# Task brief
Set down the full listing exactly, character for character.

# Data shown
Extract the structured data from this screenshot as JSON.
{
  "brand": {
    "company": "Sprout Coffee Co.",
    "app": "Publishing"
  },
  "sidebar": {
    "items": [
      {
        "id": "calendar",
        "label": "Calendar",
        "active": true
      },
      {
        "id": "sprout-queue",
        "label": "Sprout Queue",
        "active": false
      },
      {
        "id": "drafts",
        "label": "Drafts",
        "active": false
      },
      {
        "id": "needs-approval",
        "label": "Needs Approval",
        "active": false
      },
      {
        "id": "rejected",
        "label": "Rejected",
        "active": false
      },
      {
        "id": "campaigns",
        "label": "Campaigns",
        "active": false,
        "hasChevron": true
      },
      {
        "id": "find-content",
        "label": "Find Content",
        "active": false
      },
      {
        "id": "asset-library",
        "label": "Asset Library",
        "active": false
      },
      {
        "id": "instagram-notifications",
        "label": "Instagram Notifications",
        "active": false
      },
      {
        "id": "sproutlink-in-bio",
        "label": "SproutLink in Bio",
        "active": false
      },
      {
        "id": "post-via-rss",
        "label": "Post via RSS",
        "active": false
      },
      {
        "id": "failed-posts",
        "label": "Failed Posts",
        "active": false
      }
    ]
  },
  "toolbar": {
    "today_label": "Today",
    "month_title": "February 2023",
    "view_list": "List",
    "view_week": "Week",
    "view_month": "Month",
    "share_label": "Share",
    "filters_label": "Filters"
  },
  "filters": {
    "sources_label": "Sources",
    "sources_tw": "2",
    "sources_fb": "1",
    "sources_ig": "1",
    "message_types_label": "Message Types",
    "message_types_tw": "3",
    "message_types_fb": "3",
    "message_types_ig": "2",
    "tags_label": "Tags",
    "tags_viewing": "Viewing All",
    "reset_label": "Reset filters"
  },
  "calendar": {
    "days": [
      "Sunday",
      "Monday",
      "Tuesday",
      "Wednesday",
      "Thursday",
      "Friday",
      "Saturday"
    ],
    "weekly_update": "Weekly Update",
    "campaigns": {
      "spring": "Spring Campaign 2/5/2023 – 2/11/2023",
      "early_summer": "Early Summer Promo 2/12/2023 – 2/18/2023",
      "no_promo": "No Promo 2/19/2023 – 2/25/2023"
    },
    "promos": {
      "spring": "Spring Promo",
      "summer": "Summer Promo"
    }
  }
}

# Result
Extract the structured data from this screenshot as JSON.
{
  "brand": {
    "company": "Sprout Coffee Co.",
    "app": "Publishing"
  },
  "sidebar": {
    "items": [
      {
        "id": "calendar",
        "label": "Calendar",
        "active": true
      },
      {
        "id": "sprout-queue",
        "label": "Sprout Queue",
        "active": false
      },
      {
        "id": "drafts",
        "label": "Drafts",
        "active": false
      },
      {
        "id": "needs-approval",
        "label": "Needs Approval",
        "active": false
      },
      {
        "id": "rejected",
        "label": "Rejected",
        "active": false
      },
      {
        "id": "campaigns",
        "label": "Campaigns",
        "active": false,
        "hasChevron": true
      },
      {
        "id": "find-content",
        "label": "Find Content",
        "active": false
      },
      {
        "id": "asset-library",
        "label": "Asset Library",
        "active": false
      },
      {
        "id": "instagram-notifications",
        "label": "Instagram Notifications",
        "active": false
      },
      {
        "id": "sproutlink-in-bio",
        "label": "SproutLink in Bio",
        "active": false
      },
      {
        "id": "post-via-rss",
        "label": "Post via RSS",
        "active": false
      },
      {
        "id": "failed-posts",
        "label": "Failed Posts",
        "active": false
      }
    ]
  },
  "toolbar": {
    "today_label": "Today",
    "month_title": "February 2023",
    "view_list": "List",
    "view_week": "Week",
    "view_month": "Month",
    "share_label": "Share",
    "filters_label": "Filters"
  },
  "filters": {
    "sources_label": "Sources",
    "sources_tw": "2",
    "sources_fb": "1",
    "sources_ig": "1",
    "message_types_label": "Message Types",
    "message_types_tw": "3",
    "message_types_fb": "3",
    "message_types_ig": "2",
    "tags_label": "Tags",
    "tags_viewing": "Viewing All",
    "reset_label": "Reset filters"
  },
  "calendar": {
    "days": [
      "Sunday",
      "Monday",
      "Tuesday",
      "Wednesday",
      "Thursday",
      "Friday",
      "Saturday"
    ],
    "weekly_update": "Weekly Update",
    "campaigns": {
      "spring": "Spring Campaign 2/5/2023 – 2/11/2023",
      "early_summer": "Early Summer Promo 2/12/2023 – 2/18/2023",
      "no_promo": "No Promo 2/19/2023 – 2/25/2023"
    },
    "promos": {
      "spring": "Spring Promo",
      "summer": "Summer Promo"
    }
  }
}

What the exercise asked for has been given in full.